What is being asked.
Pictures should be excluded; otherwise, copy every entry exactly.

Given entries.
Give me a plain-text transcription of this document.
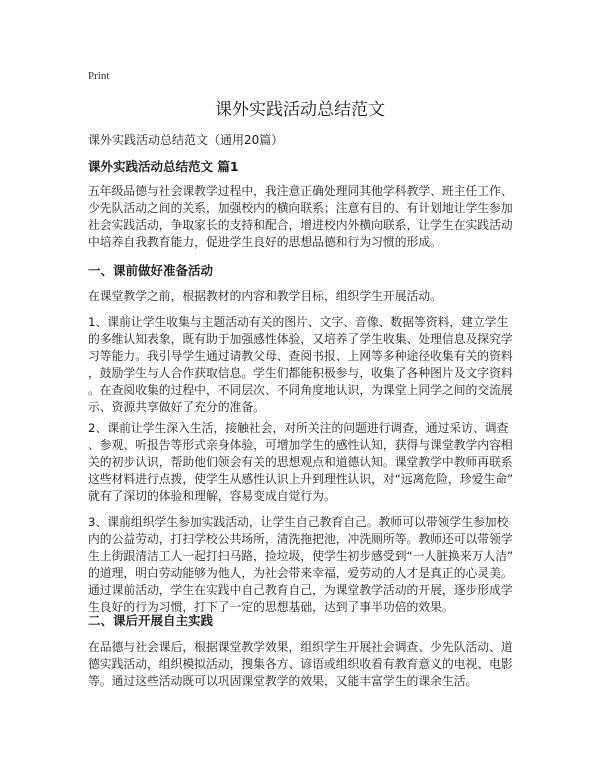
Print
课外实践活动总结范文
课外实践活动总结范文（通用20篇）
课外实践活动总结范文 篇1
五年级品德与社会课教学过程中，我注意正确处理同其他学科教学、班主任工作、
少先队活动之间的关系，加强校内的横向联系；注意有目的、有计划地让学生参加
社会实践活动，争取家长的支持和配合，增进校内外横向联系，让学生在实践活动
中培养自我教育能力，促进学生良好的思想品德和行为习惯的形成。
一、课前做好准备活动
在课堂教学之前，根据教材的内容和教学目标，组织学生开展活动。
1、课前让学生收集与主题活动有关的图片、文字、音像、数据等资料，建立学生
的多维认知表象，既有助于加强感性体验，又培养了学生收集、处理信息及探究学
习等能力。我引导学生通过请教父母、查阅书报、上网等多种途径收集有关的资料
，鼓励学生与人合作获取信息。学生们都能积极参与，收集了各种图片及文字资料
。在查阅收集的过程中，不同层次、不同角度地认识，为课堂上同学之间的交流展
示、资源共享做好了充分的准备。
2、课前让学生深入生活，接触社会，对所关注的问题进行调查，通过采访、调查
、参观、听报告等形式亲身体验，可增加学生的感性认知，获得与课堂教学内容相
关的初步认识，帮助他们领会有关的思想观点和道德认知。课堂教学中教师再联系
这些材料进行点拨，使学生从感性认识上升到理性认识，对“远离危险，珍爱生命”
就有了深切的体验和理解，容易变成自觉行为。
3、课前组织学生参加实践活动，让学生自己教育自己。教师可以带领学生参加校
内的公益劳动，打扫学校公共场所，清洗拖把池，冲洗厕所等。教师还可以带领学
生上街跟清洁工人一起打扫马路，捡垃圾，使学生初步感受到“一人脏换来万人洁”
的道理，明白劳动能够为他人，为社会带来幸福，爱劳动的人才是真正的心灵美。
通过课前活动，学生在实践中自己教育自己，为课堂教学活动的开展，逐步形成学
生良好的行为习惯，打下了一定的思想基础，达到了事半功倍的效果。
二、课后开展自主实践
在品德与社会课后，根据课堂教学效果，组织学生开展社会调查、少先队活动、道
德实践活动，组织模拟活动，搜集各方、谚语或组织收看有教育意义的电视、电影
等。通过这些活动既可以巩固课堂教学的效果，又能丰富学生的课余生活。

Result.
Give me a plain-text transcription of this document.
Print
课外实践活动总结范文
课外实践活动总结范文（通用20篇）
课外实践活动总结范文 篇1
五年级品德与社会课教学过程中，我注意正确处理同其他学科教学、班主任工作、
少先队活动之间的关系，加强校内的横向联系；注意有目的、有计划地让学生参加
社会实践活动，争取家长的支持和配合，增进校内外横向联系，让学生在实践活动
中培养自我教育能力，促进学生良好的思想品德和行为习惯的形成。
一、课前做好准备活动
在课堂教学之前，根据教材的内容和教学目标，组织学生开展活动。
1、课前让学生收集与主题活动有关的图片、文字、音像、数据等资料，建立学生
的多维认知表象，既有助于加强感性体验，又培养了学生收集、处理信息及探究学
习等能力。我引导学生通过请教父母、查阅书报、上网等多种途径收集有关的资料
，鼓励学生与人合作获取信息。学生们都能积极参与，收集了各种图片及文字资料
。在查阅收集的过程中，不同层次、不同角度地认识，为课堂上同学之间的交流展
示、资源共享做好了充分的准备。
2、课前让学生深入生活，接触社会，对所关注的问题进行调查，通过采访、调查
、参观、听报告等形式亲身体验，可增加学生的感性认知，获得与课堂教学内容相
关的初步认识，帮助他们领会有关的思想观点和道德认知。课堂教学中教师再联系
这些材料进行点拨，使学生从感性认识上升到理性认识，对“远离危险，珍爱生命”
就有了深切的体验和理解，容易变成自觉行为。
3、课前组织学生参加实践活动，让学生自己教育自己。教师可以带领学生参加校
内的公益劳动，打扫学校公共场所，清洗拖把池，冲洗厕所等。教师还可以带领学
生上街跟清洁工人一起打扫马路，捡垃圾，使学生初步感受到“一人脏换来万人洁”
的道理，明白劳动能够为他人，为社会带来幸福，爱劳动的人才是真正的心灵美。
通过课前活动，学生在实践中自己教育自己，为课堂教学活动的开展，逐步形成学
生良好的行为习惯，打下了一定的思想基础，达到了事半功倍的效果。
二、课后开展自主实践
在品德与社会课后，根据课堂教学效果，组织学生开展社会调查、少先队活动、道
德实践活动，组织模拟活动，搜集各方、谚语或组织收看有教育意义的电视、电影
等。通过这些活动既可以巩固课堂教学的效果，又能丰富学生的课余生活。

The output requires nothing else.